TASK BRIEF: Copy out the lines that include the word "label".

GIVEN RECORDS:
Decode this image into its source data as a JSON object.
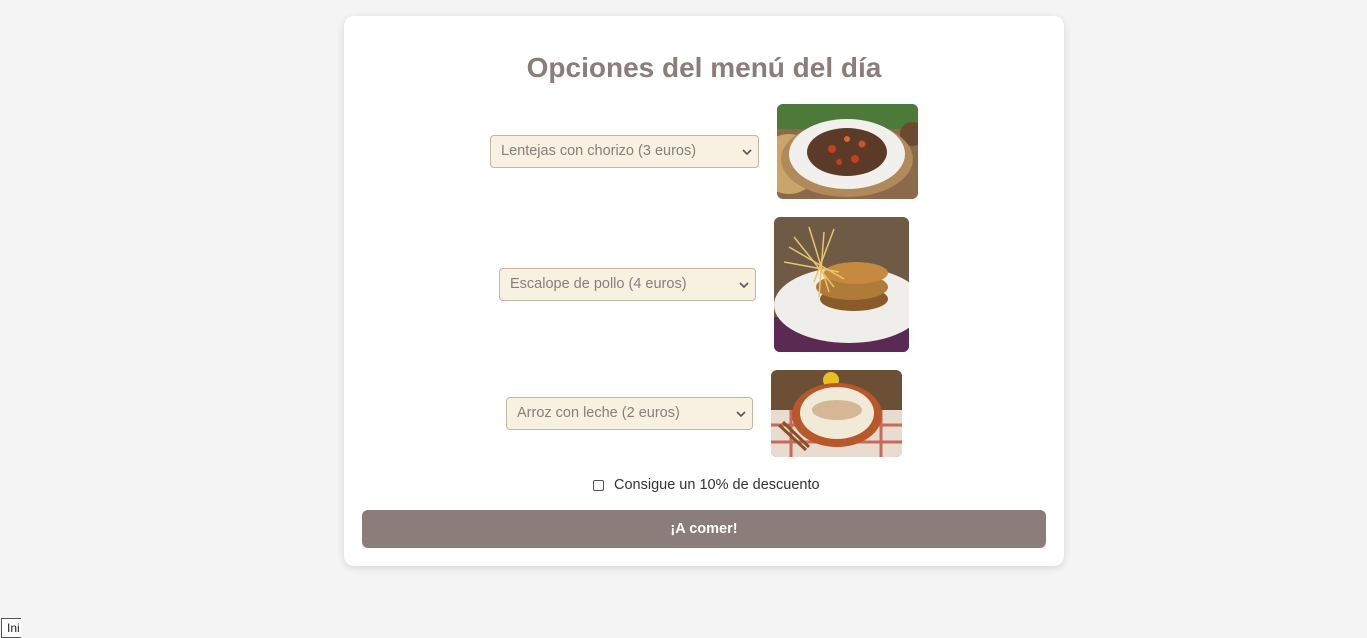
{
  "page": {
    "title": "Opciones del menú del día"
  },
  "dishes": [
    {
      "selected": "Lentejas con chorizo (3 euros)",
      "image_icon": "lentils-stew-photo"
    },
    {
      "selected": "Escalope de pollo (4 euros)",
      "image_icon": "chicken-escalope-photo"
    },
    {
      "selected": "Arroz con leche (2 euros)",
      "image_icon": "rice-pudding-photo"
    }
  ],
  "discount": {
    "label": "Consigue un 10% de descuento",
    "checked": false
  },
  "submit": {
    "label": "¡A comer!"
  },
  "corner": {
    "text": "Ini"
  },
  "colors": {
    "accent": "#8a7d7a",
    "select_bg": "#f8f0e0",
    "page_bg": "#f4f4f4"
  }
}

SOLUTION TO THIS TASK:
    "label": "Consigue un 10% de descuento",
    "label": "¡A comer!"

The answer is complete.